What to do>
Copy out the whole listing exactly as written, leaving the pictures behind.

Input material>
◇ ◇ ◇ ◇

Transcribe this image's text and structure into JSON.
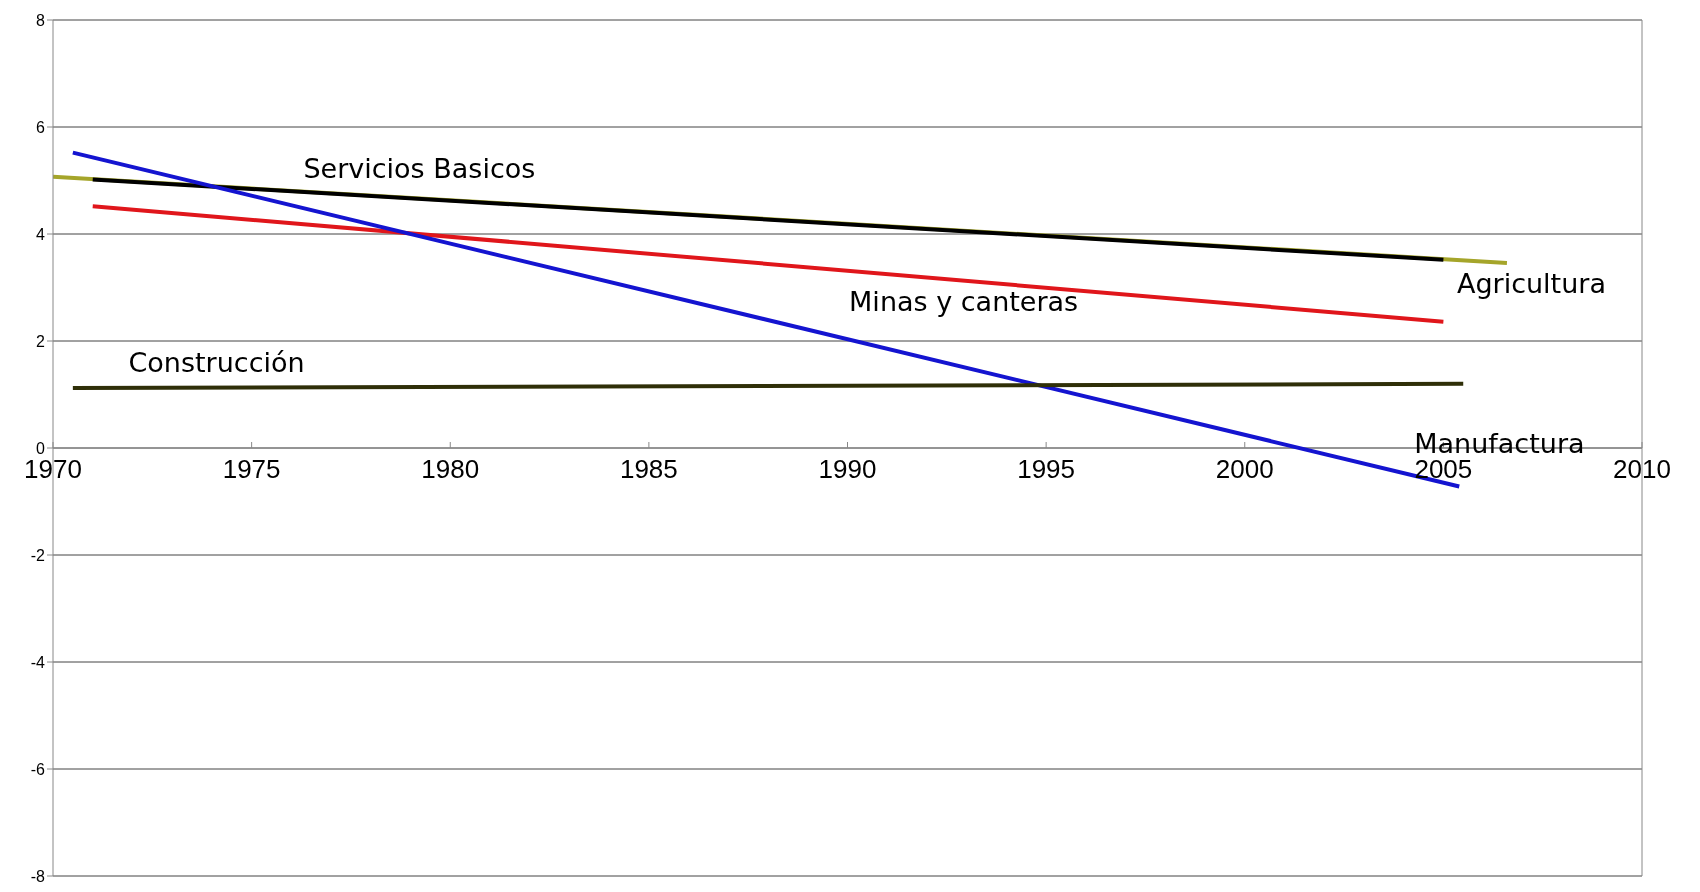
{
  "chart_data": {
    "type": "line",
    "xlim": [
      1970,
      2010
    ],
    "xticks": [
      1970,
      1975,
      1980,
      1985,
      1990,
      1995,
      2000,
      2005,
      2010
    ],
    "ylim": [
      -8,
      8
    ],
    "yticks": [
      -8,
      -6,
      -4,
      -2,
      0,
      2,
      4,
      6,
      8
    ],
    "grid": "y",
    "legend": false,
    "marker": "none",
    "line_style": "solid",
    "series": [
      {
        "name": "Agricultura",
        "color": "#a5a52a",
        "x": [
          1970,
          2006.6
        ],
        "values": [
          5.07,
          3.46
        ]
      },
      {
        "name": "Servicios Basicos",
        "color": "#000000",
        "x": [
          1971,
          2005
        ],
        "values": [
          5.02,
          3.52
        ]
      },
      {
        "name": "Minas y canteras",
        "color": "#e0161b",
        "x": [
          1971,
          2005
        ],
        "values": [
          4.52,
          2.36
        ]
      },
      {
        "name": "Manufactura",
        "color": "#1414d0",
        "x": [
          1970.5,
          2005.4
        ],
        "values": [
          5.52,
          -0.72
        ]
      },
      {
        "name": "Construcción",
        "color": "#2f2f08",
        "x": [
          1970.5,
          2005.5
        ],
        "values": [
          1.12,
          1.2
        ]
      }
    ]
  }
}
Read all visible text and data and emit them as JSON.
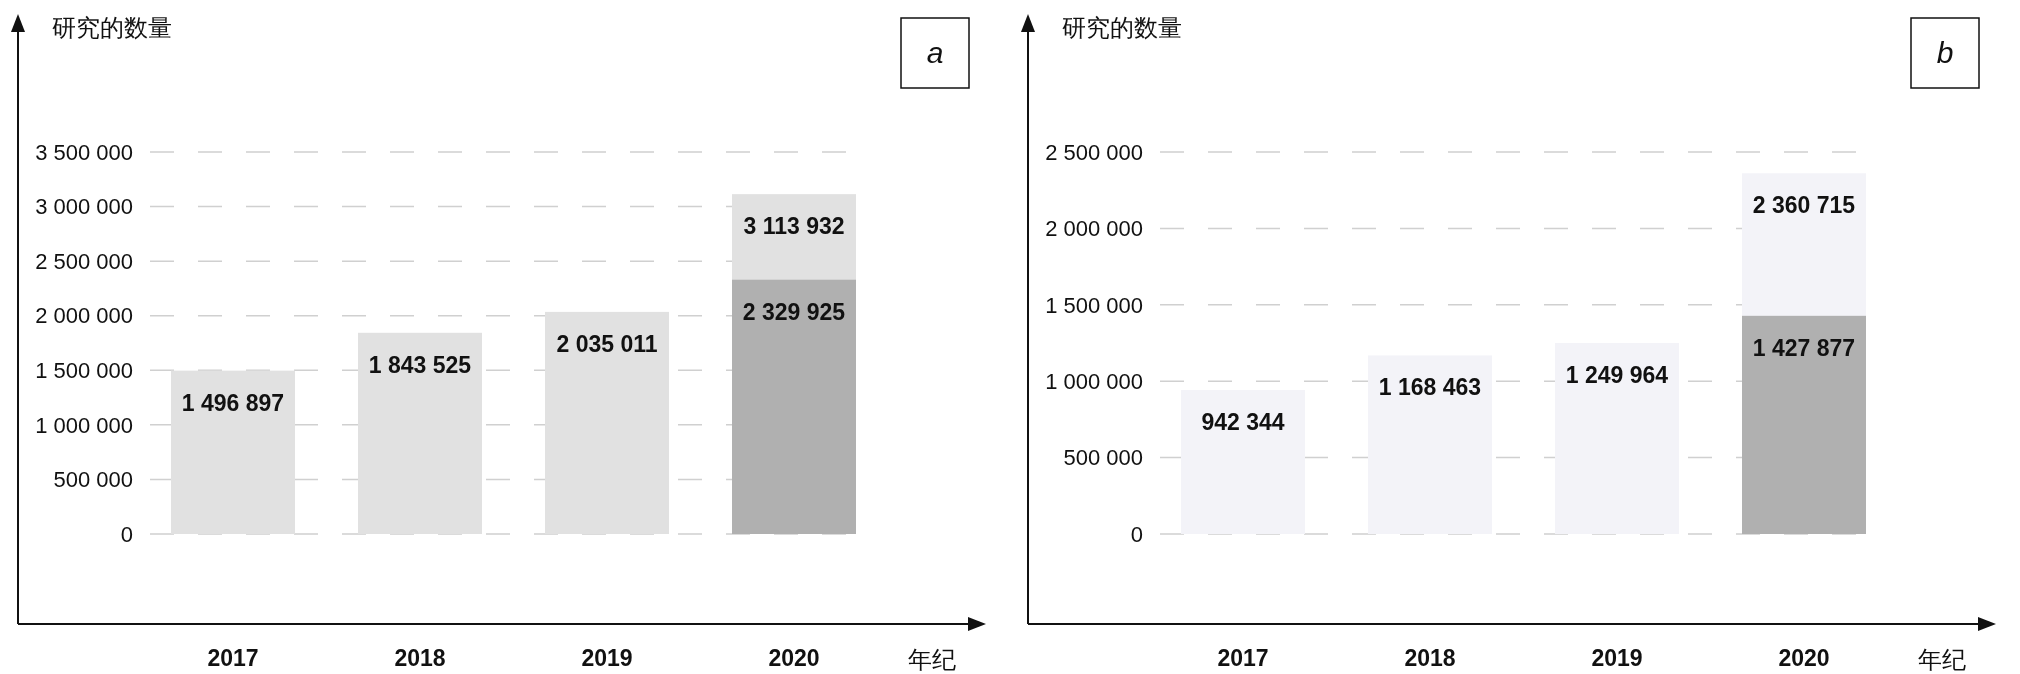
{
  "chart_data": [
    {
      "type": "bar",
      "ylabel": "研究的数量",
      "xlabel": "年纪",
      "annotations": [
        "a"
      ],
      "categories": [
        "2017",
        "2018",
        "2019",
        "2020"
      ],
      "grid": "y",
      "ylim": [
        0,
        3500000
      ],
      "yticks": [
        {
          "value": 0,
          "label": "0"
        },
        {
          "value": 500000,
          "label": "500 000"
        },
        {
          "value": 1000000,
          "label": "1 000 000"
        },
        {
          "value": 1500000,
          "label": "1 500 000"
        },
        {
          "value": 2000000,
          "label": "2 000 000"
        },
        {
          "value": 2500000,
          "label": "2 500 000"
        },
        {
          "value": 3000000,
          "label": "3 000 000"
        },
        {
          "value": 3500000,
          "label": "3 500 000"
        }
      ],
      "series": [
        {
          "color": "#e1e1e1",
          "values": [
            1496897,
            1843525,
            2035011,
            3113932
          ],
          "value_labels": [
            "1 496 897",
            "1 843 525",
            "2 035 011",
            "3 113 932"
          ]
        },
        {
          "color": "#b0b0b0",
          "values": [
            null,
            null,
            null,
            2329925
          ],
          "value_labels": [
            null,
            null,
            null,
            "2 329 925"
          ]
        }
      ]
    },
    {
      "type": "bar",
      "ylabel": "研究的数量",
      "xlabel": "年纪",
      "annotations": [
        "b"
      ],
      "categories": [
        "2017",
        "2018",
        "2019",
        "2020"
      ],
      "grid": "y",
      "ylim": [
        0,
        2500000
      ],
      "yticks": [
        {
          "value": 0,
          "label": "0"
        },
        {
          "value": 500000,
          "label": "500 000"
        },
        {
          "value": 1000000,
          "label": "1 000 000"
        },
        {
          "value": 1500000,
          "label": "1 500 000"
        },
        {
          "value": 2000000,
          "label": "2 000 000"
        },
        {
          "value": 2500000,
          "label": "2 500 000"
        }
      ],
      "series": [
        {
          "color": "#f3f3f8",
          "values": [
            942344,
            1168463,
            1249964,
            2360715
          ],
          "value_labels": [
            "942 344",
            "1 168 463",
            "1 249 964",
            "2 360 715"
          ]
        },
        {
          "color": "#b0b0b0",
          "values": [
            null,
            null,
            null,
            1427877
          ],
          "value_labels": [
            null,
            null,
            null,
            "1 427 877"
          ]
        }
      ]
    }
  ]
}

◇ ◇ ◇ ◇

The completed task>
Transcribe this image's text and structure into JSON.
{
  "chart_data": {
    "type": "line",
    "xlim": [
      1970,
      2010
    ],
    "xticks": [
      1970,
      1975,
      1980,
      1985,
      1990,
      1995,
      2000,
      2005,
      2010
    ],
    "ylim": [
      -8,
      8
    ],
    "yticks": [
      -8,
      -6,
      -4,
      -2,
      0,
      2,
      4,
      6,
      8
    ],
    "grid": "y",
    "legend": false,
    "marker": "none",
    "line_style": "solid",
    "series": [
      {
        "name": "Agricultura",
        "color": "#a5a52a",
        "x": [
          1970,
          2006.6
        ],
        "values": [
          5.07,
          3.46
        ]
      },
      {
        "name": "Servicios Basicos",
        "color": "#000000",
        "x": [
          1971,
          2005
        ],
        "values": [
          5.02,
          3.52
        ]
      },
      {
        "name": "Minas y canteras",
        "color": "#e0161b",
        "x": [
          1971,
          2005
        ],
        "values": [
          4.52,
          2.36
        ]
      },
      {
        "name": "Manufactura",
        "color": "#1414d0",
        "x": [
          1970.5,
          2005.4
        ],
        "values": [
          5.52,
          -0.72
        ]
      },
      {
        "name": "Construcción",
        "color": "#2f2f08",
        "x": [
          1970.5,
          2005.5
        ],
        "values": [
          1.12,
          1.2
        ]
      }
    ]
  }
}
Read all visible text and data and emit them as JSON.
{
  "chart_data": [
    {
      "type": "bar",
      "ylabel": "研究的数量",
      "xlabel": "年纪",
      "annotations": [
        "a"
      ],
      "categories": [
        "2017",
        "2018",
        "2019",
        "2020"
      ],
      "grid": "y",
      "ylim": [
        0,
        3500000
      ],
      "yticks": [
        {
          "value": 0,
          "label": "0"
        },
        {
          "value": 500000,
          "label": "500 000"
        },
        {
          "value": 1000000,
          "label": "1 000 000"
        },
        {
          "value": 1500000,
          "label": "1 500 000"
        },
        {
          "value": 2000000,
          "label": "2 000 000"
        },
        {
          "value": 2500000,
          "label": "2 500 000"
        },
        {
          "value": 3000000,
          "label": "3 000 000"
        },
        {
          "value": 3500000,
          "label": "3 500 000"
        }
      ],
      "series": [
        {
          "color": "#e1e1e1",
          "values": [
            1496897,
            1843525,
            2035011,
            3113932
          ],
          "value_labels": [
            "1 496 897",
            "1 843 525",
            "2 035 011",
            "3 113 932"
          ]
        },
        {
          "color": "#b0b0b0",
          "values": [
            null,
            null,
            null,
            2329925
          ],
          "value_labels": [
            null,
            null,
            null,
            "2 329 925"
          ]
        }
      ]
    },
    {
      "type": "bar",
      "ylabel": "研究的数量",
      "xlabel": "年纪",
      "annotations": [
        "b"
      ],
      "categories": [
        "2017",
        "2018",
        "2019",
        "2020"
      ],
      "grid": "y",
      "ylim": [
        0,
        2500000
      ],
      "yticks": [
        {
          "value": 0,
          "label": "0"
        },
        {
          "value": 500000,
          "label": "500 000"
        },
        {
          "value": 1000000,
          "label": "1 000 000"
        },
        {
          "value": 1500000,
          "label": "1 500 000"
        },
        {
          "value": 2000000,
          "label": "2 000 000"
        },
        {
          "value": 2500000,
          "label": "2 500 000"
        }
      ],
      "series": [
        {
          "color": "#f3f3f8",
          "values": [
            942344,
            1168463,
            1249964,
            2360715
          ],
          "value_labels": [
            "942 344",
            "1 168 463",
            "1 249 964",
            "2 360 715"
          ]
        },
        {
          "color": "#b0b0b0",
          "values": [
            null,
            null,
            null,
            1427877
          ],
          "value_labels": [
            null,
            null,
            null,
            "1 427 877"
          ]
        }
      ]
    }
  ]
}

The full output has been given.